Reproduce all of the records exactly.

··· Excerpted data

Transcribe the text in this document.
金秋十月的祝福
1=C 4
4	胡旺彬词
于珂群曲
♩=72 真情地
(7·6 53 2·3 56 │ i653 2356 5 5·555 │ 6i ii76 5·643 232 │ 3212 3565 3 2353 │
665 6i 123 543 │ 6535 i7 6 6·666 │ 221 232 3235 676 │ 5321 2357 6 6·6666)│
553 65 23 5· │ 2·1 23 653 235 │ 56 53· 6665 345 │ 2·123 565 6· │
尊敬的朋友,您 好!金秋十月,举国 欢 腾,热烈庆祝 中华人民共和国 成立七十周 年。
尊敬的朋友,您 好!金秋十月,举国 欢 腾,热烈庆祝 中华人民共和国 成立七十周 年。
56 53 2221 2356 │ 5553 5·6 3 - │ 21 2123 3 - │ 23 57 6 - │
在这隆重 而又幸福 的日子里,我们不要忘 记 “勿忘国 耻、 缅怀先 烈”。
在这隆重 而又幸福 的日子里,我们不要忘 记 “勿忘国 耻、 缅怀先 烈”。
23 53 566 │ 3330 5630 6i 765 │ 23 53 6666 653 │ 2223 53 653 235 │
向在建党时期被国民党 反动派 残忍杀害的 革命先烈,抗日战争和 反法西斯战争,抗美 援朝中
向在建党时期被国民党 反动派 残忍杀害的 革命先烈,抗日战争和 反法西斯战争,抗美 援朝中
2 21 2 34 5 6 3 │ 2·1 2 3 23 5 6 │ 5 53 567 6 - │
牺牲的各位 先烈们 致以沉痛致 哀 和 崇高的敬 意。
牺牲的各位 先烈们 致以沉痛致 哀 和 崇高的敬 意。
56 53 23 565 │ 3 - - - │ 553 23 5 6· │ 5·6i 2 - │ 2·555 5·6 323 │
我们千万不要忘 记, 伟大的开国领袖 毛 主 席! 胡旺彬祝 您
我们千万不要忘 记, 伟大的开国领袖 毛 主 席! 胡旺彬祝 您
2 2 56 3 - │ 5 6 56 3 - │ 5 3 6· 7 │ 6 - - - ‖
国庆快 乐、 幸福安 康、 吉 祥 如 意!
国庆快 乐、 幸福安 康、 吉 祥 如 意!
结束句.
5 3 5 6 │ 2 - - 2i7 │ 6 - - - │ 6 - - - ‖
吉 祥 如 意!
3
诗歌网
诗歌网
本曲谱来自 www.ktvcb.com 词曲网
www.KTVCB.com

······

Reply to the exercise
Transcribe the text in this document.
金秋十月的祝福
1=C 4
4	胡旺彬词
于珂群曲
♩=72 真情地
(7·6 53 2·3 56 │ i653 2356 5 5·555 │ 6i ii76 5·643 232 │ 3212 3565 3 2353 │
665 6i 123 543 │ 6535 i7 6 6·666 │ 221 232 3235 676 │ 5321 2357 6 6·6666)│
553 65 23 5· │ 2·1 23 653 235 │ 56 53· 6665 345 │ 2·123 565 6· │
尊敬的朋友,您 好!金秋十月,举国 欢 腾,热烈庆祝 中华人民共和国 成立七十周 年。
尊敬的朋友,您 好!金秋十月,举国 欢 腾,热烈庆祝 中华人民共和国 成立七十周 年。
56 53 2221 2356 │ 5553 5·6 3 - │ 21 2123 3 - │ 23 57 6 - │
在这隆重 而又幸福 的日子里,我们不要忘 记 “勿忘国 耻、 缅怀先 烈”。
在这隆重 而又幸福 的日子里,我们不要忘 记 “勿忘国 耻、 缅怀先 烈”。
23 53 566 │ 3330 5630 6i 765 │ 23 53 6666 653 │ 2223 53 653 235 │
向在建党时期被国民党 反动派 残忍杀害的 革命先烈,抗日战争和 反法西斯战争,抗美 援朝中
向在建党时期被国民党 反动派 残忍杀害的 革命先烈,抗日战争和 反法西斯战争,抗美 援朝中
2 21 2 34 5 6 3 │ 2·1 2 3 23 5 6 │ 5 53 567 6 - │
牺牲的各位 先烈们 致以沉痛致 哀 和 崇高的敬 意。
牺牲的各位 先烈们 致以沉痛致 哀 和 崇高的敬 意。
56 53 23 565 │ 3 - - - │ 553 23 5 6· │ 5·6i 2 - │ 2·555 5·6 323 │
我们千万不要忘 记, 伟大的开国领袖 毛 主 席! 胡旺彬祝 您
我们千万不要忘 记, 伟大的开国领袖 毛 主 席! 胡旺彬祝 您
2 2 56 3 - │ 5 6 56 3 - │ 5 3 6· 7 │ 6 - - - ‖
国庆快 乐、 幸福安 康、 吉 祥 如 意!
国庆快 乐、 幸福安 康、 吉 祥 如 意!
结束句.
5 3 5 6 │ 2 - - 2i7 │ 6 - - - │ 6 - - - ‖
吉 祥 如 意!
3
诗歌网
诗歌网
本曲谱来自 www.ktvcb.com 词曲网
www.KTVCB.com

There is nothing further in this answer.